■ EXERCISE OBJECTIVE:
From the text on the vulval vestibule, list every structure it names as opening into the vestibule.

The vulval vestibule (also known as the vulvar vestibule or vestibule of vagina) is the part of the vulva between the labia minora. On the inside, the urinary meatus and the vaginal opening open to the vestibule, while the outer edge is marked by Hart's line, named after David Berry Hart.

It represents the distal end of the urogenital sinus of the embryo.

Structure
Structures opening in the vulval vestibule are the urethra, vagina, Bartholin's glands, and Skene's ducts.

The external urethral orifice is placed about 25–30 millimetres (1–1.2 in) behind the clitoris and immediately in front of that of the vagina; it usually assumes the form of a short, sagittal cleft with slightly raised margins. Nearby are the openings of the Skene's ducts.

The vaginal orifice is a median slit below and behind the opening of the urethra; its size varies inversely with that of the hymen.

To the left and right of the vulval vestibule are the labia minora. Anterior to it are the clitoral hood, frenulum clitoridis, and the clitoral glans. Posterior to it is the posterior commissure of the labia minora and the frenulum of labia minora.

The sides of the vestibule are visible as Hart's line on the inside of the inner lips. Hart's line is the outer edge of the area and marks the change from vulvar skin to the smoother transitional skin of the vulva.

Clinical significance
The prevalence of pain at the vulvar vestibule is relatively common. A study by the University of Michigan found that about 28% of women have experienced vulvar vestibular pain in the past, and about 8% had the pain in the last 6 months.

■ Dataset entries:
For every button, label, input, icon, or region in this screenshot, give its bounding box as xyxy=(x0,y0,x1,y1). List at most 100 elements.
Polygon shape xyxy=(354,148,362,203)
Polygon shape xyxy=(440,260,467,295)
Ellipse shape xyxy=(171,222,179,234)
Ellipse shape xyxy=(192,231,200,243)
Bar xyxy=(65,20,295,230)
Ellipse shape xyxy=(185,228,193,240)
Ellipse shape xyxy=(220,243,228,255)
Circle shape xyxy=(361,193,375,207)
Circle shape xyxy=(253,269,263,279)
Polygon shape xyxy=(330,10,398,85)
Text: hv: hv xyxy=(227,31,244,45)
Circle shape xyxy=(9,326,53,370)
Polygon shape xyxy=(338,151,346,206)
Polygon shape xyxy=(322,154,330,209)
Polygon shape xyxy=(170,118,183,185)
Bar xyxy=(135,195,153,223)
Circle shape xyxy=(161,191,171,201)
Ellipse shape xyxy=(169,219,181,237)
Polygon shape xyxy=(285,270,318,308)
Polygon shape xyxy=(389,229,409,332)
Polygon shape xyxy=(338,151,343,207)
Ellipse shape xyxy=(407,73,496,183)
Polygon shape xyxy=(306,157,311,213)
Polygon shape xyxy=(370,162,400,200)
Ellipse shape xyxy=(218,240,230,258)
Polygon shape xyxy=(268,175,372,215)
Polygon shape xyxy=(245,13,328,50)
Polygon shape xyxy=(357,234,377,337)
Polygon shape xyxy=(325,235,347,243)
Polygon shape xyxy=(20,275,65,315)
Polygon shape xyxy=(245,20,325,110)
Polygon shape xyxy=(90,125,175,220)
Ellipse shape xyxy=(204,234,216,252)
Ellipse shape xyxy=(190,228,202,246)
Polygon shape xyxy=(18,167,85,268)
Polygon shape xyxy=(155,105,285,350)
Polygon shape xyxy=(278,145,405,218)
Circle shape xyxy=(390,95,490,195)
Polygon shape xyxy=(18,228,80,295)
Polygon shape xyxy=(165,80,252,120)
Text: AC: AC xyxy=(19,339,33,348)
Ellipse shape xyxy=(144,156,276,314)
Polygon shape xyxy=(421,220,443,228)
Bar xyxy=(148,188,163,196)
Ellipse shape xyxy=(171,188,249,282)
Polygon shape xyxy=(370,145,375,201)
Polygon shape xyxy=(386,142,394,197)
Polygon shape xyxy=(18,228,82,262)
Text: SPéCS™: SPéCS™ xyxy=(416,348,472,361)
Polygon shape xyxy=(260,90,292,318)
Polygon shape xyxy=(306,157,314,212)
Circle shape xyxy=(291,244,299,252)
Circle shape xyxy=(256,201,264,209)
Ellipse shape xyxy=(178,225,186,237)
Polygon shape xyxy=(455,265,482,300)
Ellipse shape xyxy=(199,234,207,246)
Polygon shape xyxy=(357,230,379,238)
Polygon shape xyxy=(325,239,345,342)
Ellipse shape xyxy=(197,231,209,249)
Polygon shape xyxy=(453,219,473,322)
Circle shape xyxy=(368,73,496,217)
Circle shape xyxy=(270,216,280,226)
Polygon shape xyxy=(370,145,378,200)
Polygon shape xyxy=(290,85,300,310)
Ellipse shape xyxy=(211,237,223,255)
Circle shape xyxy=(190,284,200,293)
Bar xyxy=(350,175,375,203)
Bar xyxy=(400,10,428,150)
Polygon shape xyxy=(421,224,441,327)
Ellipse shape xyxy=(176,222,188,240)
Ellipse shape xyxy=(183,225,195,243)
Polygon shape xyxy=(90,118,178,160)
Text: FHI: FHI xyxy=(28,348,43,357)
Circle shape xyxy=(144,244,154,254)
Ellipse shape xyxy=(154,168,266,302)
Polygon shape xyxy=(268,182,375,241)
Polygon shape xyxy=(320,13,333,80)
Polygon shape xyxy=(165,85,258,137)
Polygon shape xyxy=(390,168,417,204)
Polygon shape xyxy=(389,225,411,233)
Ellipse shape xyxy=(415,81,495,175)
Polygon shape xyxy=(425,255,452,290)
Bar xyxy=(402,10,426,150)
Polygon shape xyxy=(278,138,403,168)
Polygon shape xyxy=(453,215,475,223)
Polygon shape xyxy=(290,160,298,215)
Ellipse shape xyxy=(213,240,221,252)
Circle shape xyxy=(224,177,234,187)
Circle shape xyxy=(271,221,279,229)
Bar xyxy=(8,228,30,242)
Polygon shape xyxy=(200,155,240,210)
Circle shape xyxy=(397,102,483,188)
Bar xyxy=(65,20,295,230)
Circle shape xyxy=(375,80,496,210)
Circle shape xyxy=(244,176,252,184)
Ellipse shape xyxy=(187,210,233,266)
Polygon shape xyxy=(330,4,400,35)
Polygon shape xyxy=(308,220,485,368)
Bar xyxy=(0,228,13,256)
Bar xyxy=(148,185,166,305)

■ ANSWER BOX:
Urethra, vagina, Bartholin's glands, Skene's ducts